* TASK REQUIREMENTS *
Give the data below again, word for word.
---------- LISTED RECORDS
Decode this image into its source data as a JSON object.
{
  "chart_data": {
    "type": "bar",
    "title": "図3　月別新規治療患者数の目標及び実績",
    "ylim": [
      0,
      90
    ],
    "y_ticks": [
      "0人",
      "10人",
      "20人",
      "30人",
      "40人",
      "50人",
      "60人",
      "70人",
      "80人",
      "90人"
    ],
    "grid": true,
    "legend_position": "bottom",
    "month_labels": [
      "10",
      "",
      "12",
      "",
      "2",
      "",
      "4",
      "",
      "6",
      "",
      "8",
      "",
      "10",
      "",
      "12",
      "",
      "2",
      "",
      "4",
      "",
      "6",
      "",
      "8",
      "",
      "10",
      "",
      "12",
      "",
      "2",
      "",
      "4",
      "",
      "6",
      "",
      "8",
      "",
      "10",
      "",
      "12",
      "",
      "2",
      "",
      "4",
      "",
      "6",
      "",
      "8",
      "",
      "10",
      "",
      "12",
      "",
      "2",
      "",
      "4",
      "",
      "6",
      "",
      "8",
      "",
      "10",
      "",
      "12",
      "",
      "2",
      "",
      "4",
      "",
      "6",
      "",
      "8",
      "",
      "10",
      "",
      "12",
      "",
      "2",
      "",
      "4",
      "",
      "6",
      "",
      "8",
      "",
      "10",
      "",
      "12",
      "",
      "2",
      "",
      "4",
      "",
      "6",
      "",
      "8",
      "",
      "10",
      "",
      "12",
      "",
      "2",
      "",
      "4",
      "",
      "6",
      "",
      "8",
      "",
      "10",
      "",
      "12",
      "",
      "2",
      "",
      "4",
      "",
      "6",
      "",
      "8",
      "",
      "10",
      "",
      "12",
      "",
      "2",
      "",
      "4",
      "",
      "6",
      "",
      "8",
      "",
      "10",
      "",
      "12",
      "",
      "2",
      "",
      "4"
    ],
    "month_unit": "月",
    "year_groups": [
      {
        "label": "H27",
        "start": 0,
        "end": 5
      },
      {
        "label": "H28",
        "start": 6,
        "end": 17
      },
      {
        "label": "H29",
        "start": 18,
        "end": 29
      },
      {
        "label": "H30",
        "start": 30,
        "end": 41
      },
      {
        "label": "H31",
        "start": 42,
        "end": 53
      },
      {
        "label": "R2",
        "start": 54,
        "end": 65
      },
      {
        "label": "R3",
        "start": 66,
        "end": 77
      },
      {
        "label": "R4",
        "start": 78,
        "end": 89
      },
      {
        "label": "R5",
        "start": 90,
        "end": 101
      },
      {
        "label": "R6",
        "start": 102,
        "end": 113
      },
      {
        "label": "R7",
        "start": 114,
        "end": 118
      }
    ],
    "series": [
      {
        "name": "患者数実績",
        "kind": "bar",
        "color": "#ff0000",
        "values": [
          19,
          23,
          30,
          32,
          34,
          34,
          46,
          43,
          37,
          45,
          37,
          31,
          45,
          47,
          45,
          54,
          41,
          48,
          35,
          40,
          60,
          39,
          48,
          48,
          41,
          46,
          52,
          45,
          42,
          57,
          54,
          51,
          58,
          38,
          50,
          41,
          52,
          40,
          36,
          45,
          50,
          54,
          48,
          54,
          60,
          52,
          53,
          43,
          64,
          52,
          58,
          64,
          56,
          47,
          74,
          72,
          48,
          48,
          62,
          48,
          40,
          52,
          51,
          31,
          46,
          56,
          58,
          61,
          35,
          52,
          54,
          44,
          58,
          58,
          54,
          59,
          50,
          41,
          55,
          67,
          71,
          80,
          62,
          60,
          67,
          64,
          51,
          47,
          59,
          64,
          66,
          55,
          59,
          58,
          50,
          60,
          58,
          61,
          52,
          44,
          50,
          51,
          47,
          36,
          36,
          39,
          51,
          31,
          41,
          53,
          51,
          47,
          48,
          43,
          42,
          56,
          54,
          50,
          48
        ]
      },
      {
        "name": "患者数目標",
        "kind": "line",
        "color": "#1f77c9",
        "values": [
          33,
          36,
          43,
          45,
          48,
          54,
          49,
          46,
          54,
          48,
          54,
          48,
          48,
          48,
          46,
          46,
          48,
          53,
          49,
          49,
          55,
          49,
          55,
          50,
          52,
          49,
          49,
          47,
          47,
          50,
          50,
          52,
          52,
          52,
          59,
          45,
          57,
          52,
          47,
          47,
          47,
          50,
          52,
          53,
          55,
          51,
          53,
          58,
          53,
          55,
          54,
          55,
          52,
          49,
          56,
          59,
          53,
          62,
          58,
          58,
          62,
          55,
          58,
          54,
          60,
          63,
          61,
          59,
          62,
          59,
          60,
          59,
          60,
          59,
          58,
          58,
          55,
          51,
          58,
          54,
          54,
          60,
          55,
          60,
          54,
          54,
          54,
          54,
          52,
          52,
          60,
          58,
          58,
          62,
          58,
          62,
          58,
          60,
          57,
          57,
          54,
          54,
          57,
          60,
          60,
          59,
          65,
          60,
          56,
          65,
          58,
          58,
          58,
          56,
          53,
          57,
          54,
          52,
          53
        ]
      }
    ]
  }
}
--------------------
* FINAL RESULT *
Decode this image into its source data as a JSON object.
{
  "chart_data": {
    "type": "bar",
    "title": "図3　月別新規治療患者数の目標及び実績",
    "ylim": [
      0,
      90
    ],
    "y_ticks": [
      "0人",
      "10人",
      "20人",
      "30人",
      "40人",
      "50人",
      "60人",
      "70人",
      "80人",
      "90人"
    ],
    "grid": true,
    "legend_position": "bottom",
    "month_labels": [
      "10",
      "",
      "12",
      "",
      "2",
      "",
      "4",
      "",
      "6",
      "",
      "8",
      "",
      "10",
      "",
      "12",
      "",
      "2",
      "",
      "4",
      "",
      "6",
      "",
      "8",
      "",
      "10",
      "",
      "12",
      "",
      "2",
      "",
      "4",
      "",
      "6",
      "",
      "8",
      "",
      "10",
      "",
      "12",
      "",
      "2",
      "",
      "4",
      "",
      "6",
      "",
      "8",
      "",
      "10",
      "",
      "12",
      "",
      "2",
      "",
      "4",
      "",
      "6",
      "",
      "8",
      "",
      "10",
      "",
      "12",
      "",
      "2",
      "",
      "4",
      "",
      "6",
      "",
      "8",
      "",
      "10",
      "",
      "12",
      "",
      "2",
      "",
      "4",
      "",
      "6",
      "",
      "8",
      "",
      "10",
      "",
      "12",
      "",
      "2",
      "",
      "4",
      "",
      "6",
      "",
      "8",
      "",
      "10",
      "",
      "12",
      "",
      "2",
      "",
      "4",
      "",
      "6",
      "",
      "8",
      "",
      "10",
      "",
      "12",
      "",
      "2",
      "",
      "4",
      "",
      "6",
      "",
      "8",
      "",
      "10",
      "",
      "12",
      "",
      "2",
      "",
      "4",
      "",
      "6",
      "",
      "8",
      "",
      "10",
      "",
      "12",
      "",
      "2",
      "",
      "4"
    ],
    "month_unit": "月",
    "year_groups": [
      {
        "label": "H27",
        "start": 0,
        "end": 5
      },
      {
        "label": "H28",
        "start": 6,
        "end": 17
      },
      {
        "label": "H29",
        "start": 18,
        "end": 29
      },
      {
        "label": "H30",
        "start": 30,
        "end": 41
      },
      {
        "label": "H31",
        "start": 42,
        "end": 53
      },
      {
        "label": "R2",
        "start": 54,
        "end": 65
      },
      {
        "label": "R3",
        "start": 66,
        "end": 77
      },
      {
        "label": "R4",
        "start": 78,
        "end": 89
      },
      {
        "label": "R5",
        "start": 90,
        "end": 101
      },
      {
        "label": "R6",
        "start": 102,
        "end": 113
      },
      {
        "label": "R7",
        "start": 114,
        "end": 118
      }
    ],
    "series": [
      {
        "name": "患者数実績",
        "kind": "bar",
        "color": "#ff0000",
        "values": [
          19,
          23,
          30,
          32,
          34,
          34,
          46,
          43,
          37,
          45,
          37,
          31,
          45,
          47,
          45,
          54,
          41,
          48,
          35,
          40,
          60,
          39,
          48,
          48,
          41,
          46,
          52,
          45,
          42,
          57,
          54,
          51,
          58,
          38,
          50,
          41,
          52,
          40,
          36,
          45,
          50,
          54,
          48,
          54,
          60,
          52,
          53,
          43,
          64,
          52,
          58,
          64,
          56,
          47,
          74,
          72,
          48,
          48,
          62,
          48,
          40,
          52,
          51,
          31,
          46,
          56,
          58,
          61,
          35,
          52,
          54,
          44,
          58,
          58,
          54,
          59,
          50,
          41,
          55,
          67,
          71,
          80,
          62,
          60,
          67,
          64,
          51,
          47,
          59,
          64,
          66,
          55,
          59,
          58,
          50,
          60,
          58,
          61,
          52,
          44,
          50,
          51,
          47,
          36,
          36,
          39,
          51,
          31,
          41,
          53,
          51,
          47,
          48,
          43,
          42,
          56,
          54,
          50,
          48
        ]
      },
      {
        "name": "患者数目標",
        "kind": "line",
        "color": "#1f77c9",
        "values": [
          33,
          36,
          43,
          45,
          48,
          54,
          49,
          46,
          54,
          48,
          54,
          48,
          48,
          48,
          46,
          46,
          48,
          53,
          49,
          49,
          55,
          49,
          55,
          50,
          52,
          49,
          49,
          47,
          47,
          50,
          50,
          52,
          52,
          52,
          59,
          45,
          57,
          52,
          47,
          47,
          47,
          50,
          52,
          53,
          55,
          51,
          53,
          58,
          53,
          55,
          54,
          55,
          52,
          49,
          56,
          59,
          53,
          62,
          58,
          58,
          62,
          55,
          58,
          54,
          60,
          63,
          61,
          59,
          62,
          59,
          60,
          59,
          60,
          59,
          58,
          58,
          55,
          51,
          58,
          54,
          54,
          60,
          55,
          60,
          54,
          54,
          54,
          54,
          52,
          52,
          60,
          58,
          58,
          62,
          58,
          62,
          58,
          60,
          57,
          57,
          54,
          54,
          57,
          60,
          60,
          59,
          65,
          60,
          56,
          65,
          58,
          58,
          58,
          56,
          53,
          57,
          54,
          52,
          53
        ]
      }
    ]
  }
}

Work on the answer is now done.